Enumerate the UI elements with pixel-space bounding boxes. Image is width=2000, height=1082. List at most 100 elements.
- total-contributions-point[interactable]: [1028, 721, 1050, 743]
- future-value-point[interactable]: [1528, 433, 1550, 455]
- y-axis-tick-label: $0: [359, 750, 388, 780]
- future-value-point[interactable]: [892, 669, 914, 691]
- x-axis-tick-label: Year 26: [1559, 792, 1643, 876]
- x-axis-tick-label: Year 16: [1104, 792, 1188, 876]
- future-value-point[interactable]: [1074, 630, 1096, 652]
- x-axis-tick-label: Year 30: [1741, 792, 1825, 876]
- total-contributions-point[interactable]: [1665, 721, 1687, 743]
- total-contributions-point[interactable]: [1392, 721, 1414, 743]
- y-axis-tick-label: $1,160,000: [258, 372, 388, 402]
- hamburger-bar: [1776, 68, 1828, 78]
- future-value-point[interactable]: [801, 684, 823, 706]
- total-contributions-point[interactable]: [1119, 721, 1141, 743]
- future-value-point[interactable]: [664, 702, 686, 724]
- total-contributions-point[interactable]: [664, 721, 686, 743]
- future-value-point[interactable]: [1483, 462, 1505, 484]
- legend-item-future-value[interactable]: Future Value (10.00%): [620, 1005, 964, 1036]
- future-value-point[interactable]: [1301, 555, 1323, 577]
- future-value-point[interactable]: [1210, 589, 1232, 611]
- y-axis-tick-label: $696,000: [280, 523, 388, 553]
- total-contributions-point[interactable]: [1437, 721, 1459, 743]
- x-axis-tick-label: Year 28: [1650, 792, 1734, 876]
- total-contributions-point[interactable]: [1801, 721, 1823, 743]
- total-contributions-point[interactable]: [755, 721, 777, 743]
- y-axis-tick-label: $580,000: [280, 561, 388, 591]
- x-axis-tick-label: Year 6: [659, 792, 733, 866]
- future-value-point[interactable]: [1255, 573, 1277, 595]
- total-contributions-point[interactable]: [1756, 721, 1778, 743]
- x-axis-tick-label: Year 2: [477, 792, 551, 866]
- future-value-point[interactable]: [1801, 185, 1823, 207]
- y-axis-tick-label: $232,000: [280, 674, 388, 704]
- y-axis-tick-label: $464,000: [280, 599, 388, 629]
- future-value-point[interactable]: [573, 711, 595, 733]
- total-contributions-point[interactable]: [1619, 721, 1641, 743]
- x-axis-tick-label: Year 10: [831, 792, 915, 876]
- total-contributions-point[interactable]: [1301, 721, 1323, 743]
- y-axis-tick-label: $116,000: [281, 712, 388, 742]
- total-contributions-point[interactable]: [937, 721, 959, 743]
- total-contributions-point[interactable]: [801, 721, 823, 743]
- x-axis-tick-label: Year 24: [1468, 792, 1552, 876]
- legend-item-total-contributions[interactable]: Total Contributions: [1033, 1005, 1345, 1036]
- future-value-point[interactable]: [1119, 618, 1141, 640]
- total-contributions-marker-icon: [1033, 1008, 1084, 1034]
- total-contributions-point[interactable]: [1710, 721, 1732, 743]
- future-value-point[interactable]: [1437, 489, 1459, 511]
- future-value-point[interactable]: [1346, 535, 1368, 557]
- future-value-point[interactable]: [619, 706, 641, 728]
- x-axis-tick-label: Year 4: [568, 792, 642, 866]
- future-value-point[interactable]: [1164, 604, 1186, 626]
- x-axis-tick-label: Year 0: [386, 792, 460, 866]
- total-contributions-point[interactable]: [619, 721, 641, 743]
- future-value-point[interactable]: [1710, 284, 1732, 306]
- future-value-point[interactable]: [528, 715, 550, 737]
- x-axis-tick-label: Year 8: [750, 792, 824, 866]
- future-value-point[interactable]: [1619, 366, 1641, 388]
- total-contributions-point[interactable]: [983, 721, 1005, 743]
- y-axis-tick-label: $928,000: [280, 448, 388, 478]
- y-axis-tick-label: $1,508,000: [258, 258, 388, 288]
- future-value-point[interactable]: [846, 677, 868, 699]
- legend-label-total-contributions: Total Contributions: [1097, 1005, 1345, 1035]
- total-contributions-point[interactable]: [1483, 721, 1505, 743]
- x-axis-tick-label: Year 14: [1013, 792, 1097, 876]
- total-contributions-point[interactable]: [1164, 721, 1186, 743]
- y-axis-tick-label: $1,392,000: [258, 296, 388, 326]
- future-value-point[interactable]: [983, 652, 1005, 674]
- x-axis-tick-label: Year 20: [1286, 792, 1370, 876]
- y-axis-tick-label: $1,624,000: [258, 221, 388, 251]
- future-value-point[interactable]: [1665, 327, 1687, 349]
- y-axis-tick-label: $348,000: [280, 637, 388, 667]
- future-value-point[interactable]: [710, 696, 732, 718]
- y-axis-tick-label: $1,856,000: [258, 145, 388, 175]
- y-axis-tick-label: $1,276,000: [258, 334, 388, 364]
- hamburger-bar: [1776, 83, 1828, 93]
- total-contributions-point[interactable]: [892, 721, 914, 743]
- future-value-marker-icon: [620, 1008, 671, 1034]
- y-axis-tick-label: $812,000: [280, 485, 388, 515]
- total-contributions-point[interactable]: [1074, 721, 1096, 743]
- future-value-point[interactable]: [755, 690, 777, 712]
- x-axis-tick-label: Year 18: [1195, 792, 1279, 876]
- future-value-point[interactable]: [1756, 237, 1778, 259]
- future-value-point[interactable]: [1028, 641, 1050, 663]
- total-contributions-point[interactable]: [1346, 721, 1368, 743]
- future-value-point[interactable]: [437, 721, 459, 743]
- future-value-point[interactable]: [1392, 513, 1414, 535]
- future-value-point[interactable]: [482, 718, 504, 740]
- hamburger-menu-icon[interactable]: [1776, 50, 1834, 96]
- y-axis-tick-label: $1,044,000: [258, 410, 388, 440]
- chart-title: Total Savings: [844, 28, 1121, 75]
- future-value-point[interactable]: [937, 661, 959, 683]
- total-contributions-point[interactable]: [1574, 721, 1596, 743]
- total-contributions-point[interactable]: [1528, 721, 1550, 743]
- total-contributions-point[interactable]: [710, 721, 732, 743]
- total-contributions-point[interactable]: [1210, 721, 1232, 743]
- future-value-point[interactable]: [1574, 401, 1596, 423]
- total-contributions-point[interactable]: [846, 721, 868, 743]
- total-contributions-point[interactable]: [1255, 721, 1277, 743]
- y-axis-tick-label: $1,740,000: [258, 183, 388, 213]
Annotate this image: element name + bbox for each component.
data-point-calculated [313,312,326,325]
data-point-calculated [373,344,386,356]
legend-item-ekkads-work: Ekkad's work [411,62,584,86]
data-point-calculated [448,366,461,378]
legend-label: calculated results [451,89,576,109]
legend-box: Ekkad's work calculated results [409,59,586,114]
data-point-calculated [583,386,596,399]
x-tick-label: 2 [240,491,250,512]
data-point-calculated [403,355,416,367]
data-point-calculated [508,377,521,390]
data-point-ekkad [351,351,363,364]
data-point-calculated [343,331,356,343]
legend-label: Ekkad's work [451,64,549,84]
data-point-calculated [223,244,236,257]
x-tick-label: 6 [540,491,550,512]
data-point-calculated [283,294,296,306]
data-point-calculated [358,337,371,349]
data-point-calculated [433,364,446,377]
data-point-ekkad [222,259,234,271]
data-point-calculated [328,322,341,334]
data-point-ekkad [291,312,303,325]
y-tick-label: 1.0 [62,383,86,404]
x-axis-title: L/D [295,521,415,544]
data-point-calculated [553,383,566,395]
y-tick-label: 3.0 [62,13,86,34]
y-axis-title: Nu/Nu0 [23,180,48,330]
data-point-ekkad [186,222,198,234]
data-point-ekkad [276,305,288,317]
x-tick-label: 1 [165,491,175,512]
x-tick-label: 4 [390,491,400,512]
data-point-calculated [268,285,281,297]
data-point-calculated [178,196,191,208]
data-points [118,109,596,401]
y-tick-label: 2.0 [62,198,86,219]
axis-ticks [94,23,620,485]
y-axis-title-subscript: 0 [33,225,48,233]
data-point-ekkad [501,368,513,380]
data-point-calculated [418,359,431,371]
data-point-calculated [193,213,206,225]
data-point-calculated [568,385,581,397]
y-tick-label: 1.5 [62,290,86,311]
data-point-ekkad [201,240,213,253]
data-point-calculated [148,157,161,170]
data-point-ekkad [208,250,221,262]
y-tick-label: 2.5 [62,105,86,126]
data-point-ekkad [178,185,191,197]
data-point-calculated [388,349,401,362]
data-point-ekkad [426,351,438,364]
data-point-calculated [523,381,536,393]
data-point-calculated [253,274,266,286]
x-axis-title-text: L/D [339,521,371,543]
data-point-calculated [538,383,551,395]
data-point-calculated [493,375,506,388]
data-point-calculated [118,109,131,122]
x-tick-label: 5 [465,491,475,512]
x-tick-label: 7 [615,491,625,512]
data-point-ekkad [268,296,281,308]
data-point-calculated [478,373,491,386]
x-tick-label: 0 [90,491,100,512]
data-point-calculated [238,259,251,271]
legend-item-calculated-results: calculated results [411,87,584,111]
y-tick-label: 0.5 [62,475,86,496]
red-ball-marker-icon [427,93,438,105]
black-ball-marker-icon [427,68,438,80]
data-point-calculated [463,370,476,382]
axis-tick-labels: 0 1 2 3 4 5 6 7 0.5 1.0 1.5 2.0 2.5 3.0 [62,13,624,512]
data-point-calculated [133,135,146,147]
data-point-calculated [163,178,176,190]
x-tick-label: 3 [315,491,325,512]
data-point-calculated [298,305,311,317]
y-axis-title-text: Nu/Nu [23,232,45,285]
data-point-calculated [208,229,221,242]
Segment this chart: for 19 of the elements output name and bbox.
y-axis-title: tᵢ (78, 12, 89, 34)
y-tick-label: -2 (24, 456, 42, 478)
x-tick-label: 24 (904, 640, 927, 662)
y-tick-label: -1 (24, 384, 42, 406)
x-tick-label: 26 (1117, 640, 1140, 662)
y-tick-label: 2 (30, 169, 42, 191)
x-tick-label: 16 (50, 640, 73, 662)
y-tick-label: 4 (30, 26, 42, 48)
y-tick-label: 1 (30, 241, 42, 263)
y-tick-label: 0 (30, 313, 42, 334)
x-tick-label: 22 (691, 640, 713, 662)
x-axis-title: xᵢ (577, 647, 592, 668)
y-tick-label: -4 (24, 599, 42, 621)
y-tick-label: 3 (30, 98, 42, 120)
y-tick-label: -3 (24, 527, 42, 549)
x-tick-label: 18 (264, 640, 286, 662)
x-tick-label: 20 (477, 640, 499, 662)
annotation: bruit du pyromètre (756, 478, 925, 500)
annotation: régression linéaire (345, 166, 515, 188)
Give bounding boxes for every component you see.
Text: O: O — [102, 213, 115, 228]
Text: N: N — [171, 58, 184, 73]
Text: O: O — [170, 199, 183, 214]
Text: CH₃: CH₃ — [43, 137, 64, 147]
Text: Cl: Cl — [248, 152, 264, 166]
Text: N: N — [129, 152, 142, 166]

○ ○ ○

=== Instrucciones de la tarea ===
Transcribe sin ningún cambio las filas que van desde el comienzo hasta la fila que contiene "- y-axis-tick-label: $0: [359, 750, 388, 780]", incluidas ambas.

=== Respuesta ===
Enumerate the UI elements with pixel-space bounding boxes. Image is width=2000, height=1082. List at most 100 elements.
- total-contributions-point[interactable]: [1028, 721, 1050, 743]
- future-value-point[interactable]: [1528, 433, 1550, 455]
- y-axis-tick-label: $0: [359, 750, 388, 780]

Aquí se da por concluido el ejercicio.